** AIM OF THE EXERCISE **
Collect the lines of the entries where "this" shows up.

** EXTRACTED INFORMATION **
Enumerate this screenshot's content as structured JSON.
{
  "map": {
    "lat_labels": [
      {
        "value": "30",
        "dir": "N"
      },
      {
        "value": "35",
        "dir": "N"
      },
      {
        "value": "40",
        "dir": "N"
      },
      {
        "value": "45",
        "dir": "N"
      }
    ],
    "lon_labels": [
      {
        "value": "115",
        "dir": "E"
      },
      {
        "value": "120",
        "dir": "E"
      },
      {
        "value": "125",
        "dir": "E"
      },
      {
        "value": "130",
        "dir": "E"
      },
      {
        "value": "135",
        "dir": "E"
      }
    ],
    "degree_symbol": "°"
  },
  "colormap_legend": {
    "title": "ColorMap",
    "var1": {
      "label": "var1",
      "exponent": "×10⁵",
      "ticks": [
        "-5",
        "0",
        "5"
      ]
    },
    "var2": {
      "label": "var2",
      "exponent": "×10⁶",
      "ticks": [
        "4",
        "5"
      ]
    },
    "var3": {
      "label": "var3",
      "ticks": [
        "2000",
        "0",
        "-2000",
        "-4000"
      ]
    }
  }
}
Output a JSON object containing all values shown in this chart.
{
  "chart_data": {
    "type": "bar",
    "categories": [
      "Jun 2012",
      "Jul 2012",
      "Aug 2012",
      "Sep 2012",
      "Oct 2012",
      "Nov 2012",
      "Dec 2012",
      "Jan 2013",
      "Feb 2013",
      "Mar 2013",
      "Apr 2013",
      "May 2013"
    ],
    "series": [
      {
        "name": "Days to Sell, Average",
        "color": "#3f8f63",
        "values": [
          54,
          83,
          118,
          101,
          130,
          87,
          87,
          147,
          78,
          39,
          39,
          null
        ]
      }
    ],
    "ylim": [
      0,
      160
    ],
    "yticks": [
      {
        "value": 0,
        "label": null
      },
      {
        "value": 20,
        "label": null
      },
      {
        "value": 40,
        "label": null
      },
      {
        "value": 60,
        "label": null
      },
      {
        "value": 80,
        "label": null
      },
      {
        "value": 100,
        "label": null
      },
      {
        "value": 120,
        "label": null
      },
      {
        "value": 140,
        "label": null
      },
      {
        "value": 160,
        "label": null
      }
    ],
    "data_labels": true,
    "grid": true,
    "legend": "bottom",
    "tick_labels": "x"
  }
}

--

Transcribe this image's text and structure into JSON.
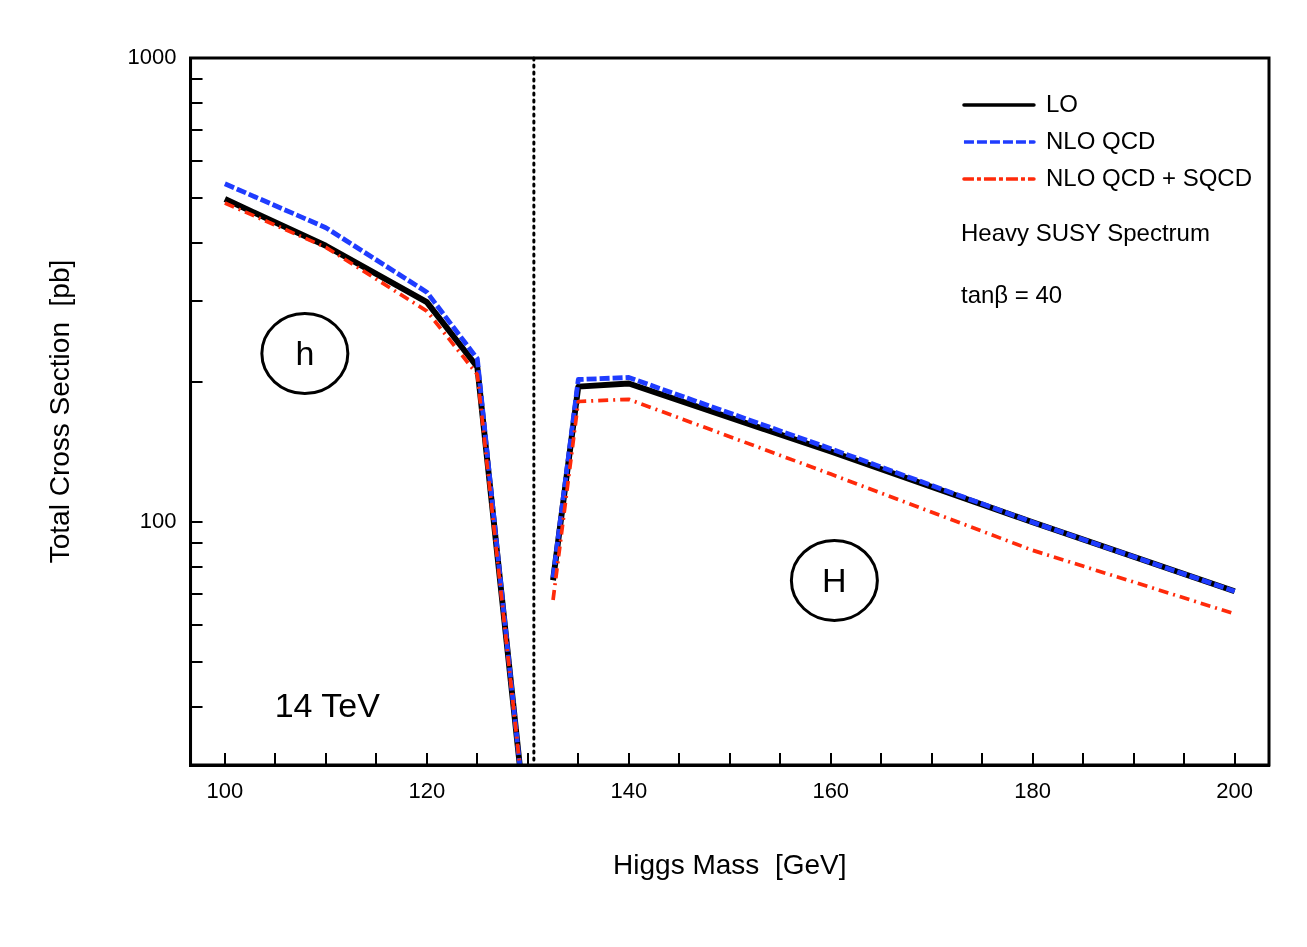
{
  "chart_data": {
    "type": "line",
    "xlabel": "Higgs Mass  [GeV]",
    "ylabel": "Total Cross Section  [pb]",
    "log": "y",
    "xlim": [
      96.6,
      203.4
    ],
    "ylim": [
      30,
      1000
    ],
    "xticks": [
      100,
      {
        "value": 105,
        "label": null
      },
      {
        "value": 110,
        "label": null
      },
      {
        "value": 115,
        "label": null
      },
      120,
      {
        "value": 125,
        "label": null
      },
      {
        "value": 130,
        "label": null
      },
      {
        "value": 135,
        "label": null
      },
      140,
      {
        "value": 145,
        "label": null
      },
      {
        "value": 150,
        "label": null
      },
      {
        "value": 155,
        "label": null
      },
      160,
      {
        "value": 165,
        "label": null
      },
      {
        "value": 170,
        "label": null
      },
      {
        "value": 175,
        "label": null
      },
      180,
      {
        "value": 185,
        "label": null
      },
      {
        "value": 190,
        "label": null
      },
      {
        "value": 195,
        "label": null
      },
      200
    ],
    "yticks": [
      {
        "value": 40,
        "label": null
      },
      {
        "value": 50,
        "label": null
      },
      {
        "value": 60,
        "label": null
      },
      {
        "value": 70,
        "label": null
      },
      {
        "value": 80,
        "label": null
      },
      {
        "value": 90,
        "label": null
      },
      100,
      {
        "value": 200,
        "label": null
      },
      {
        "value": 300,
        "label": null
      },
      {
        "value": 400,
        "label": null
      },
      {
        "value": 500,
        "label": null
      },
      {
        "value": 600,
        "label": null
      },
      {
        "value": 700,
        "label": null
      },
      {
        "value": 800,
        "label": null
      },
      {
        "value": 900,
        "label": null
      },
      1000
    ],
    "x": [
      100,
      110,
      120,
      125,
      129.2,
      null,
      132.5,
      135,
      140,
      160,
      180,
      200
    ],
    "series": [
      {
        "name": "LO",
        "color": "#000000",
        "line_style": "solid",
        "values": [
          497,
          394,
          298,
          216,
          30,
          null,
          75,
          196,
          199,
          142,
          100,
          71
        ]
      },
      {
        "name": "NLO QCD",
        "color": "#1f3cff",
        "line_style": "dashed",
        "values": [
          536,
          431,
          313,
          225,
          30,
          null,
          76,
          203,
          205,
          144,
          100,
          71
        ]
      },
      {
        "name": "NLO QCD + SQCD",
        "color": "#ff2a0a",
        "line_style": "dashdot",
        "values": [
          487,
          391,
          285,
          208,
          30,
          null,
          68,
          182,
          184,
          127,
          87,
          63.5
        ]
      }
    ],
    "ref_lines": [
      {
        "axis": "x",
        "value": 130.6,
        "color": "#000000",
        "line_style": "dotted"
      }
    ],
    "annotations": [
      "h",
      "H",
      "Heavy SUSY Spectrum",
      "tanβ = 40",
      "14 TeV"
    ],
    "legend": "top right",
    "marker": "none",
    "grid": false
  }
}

--

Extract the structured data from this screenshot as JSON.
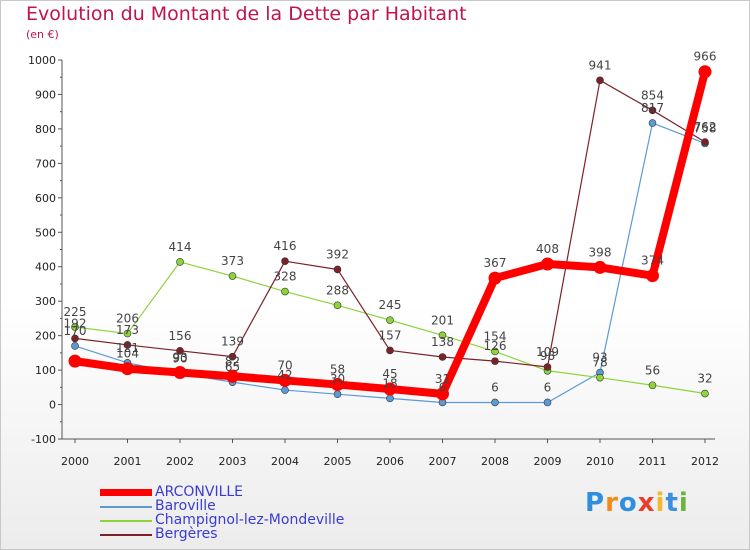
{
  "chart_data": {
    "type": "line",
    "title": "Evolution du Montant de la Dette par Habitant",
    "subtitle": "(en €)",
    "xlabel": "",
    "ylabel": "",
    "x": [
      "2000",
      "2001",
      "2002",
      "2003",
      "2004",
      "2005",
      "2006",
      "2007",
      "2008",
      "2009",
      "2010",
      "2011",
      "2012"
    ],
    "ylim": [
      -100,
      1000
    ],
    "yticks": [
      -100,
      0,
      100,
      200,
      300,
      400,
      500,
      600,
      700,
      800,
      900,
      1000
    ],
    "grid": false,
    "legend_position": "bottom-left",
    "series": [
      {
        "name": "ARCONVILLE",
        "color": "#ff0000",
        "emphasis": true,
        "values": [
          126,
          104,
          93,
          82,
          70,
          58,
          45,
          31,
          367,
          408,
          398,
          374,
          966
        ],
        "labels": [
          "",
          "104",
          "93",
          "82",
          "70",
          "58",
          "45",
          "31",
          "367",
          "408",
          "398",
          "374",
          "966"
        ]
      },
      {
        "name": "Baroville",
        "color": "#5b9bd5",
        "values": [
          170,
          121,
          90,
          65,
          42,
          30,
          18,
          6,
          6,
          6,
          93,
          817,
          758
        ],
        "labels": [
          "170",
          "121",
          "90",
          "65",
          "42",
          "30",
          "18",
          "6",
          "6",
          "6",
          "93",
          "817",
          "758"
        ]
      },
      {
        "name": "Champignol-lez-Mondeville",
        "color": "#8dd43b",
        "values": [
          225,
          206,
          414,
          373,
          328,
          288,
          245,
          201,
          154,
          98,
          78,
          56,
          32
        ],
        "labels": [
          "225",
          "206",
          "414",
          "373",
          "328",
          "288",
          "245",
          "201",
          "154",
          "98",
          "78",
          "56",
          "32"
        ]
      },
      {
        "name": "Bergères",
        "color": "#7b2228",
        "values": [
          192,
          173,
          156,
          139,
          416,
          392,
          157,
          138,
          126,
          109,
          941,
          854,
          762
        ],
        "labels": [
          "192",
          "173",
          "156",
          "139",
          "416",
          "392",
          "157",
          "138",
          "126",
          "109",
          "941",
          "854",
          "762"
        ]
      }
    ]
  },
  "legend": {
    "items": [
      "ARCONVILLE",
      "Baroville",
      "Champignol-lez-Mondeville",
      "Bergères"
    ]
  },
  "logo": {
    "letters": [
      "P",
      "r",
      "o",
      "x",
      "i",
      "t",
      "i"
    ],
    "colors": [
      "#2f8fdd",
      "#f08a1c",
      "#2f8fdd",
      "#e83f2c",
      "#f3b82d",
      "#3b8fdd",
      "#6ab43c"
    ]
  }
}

** RESPONSE TO THE TASK **
Enumerate this screenshot's content as structured JSON.
Output a JSON object containing all values shown in this chart.
Transcribe this image's text and structure into JSON.
Extract the structured data from this screenshot as JSON.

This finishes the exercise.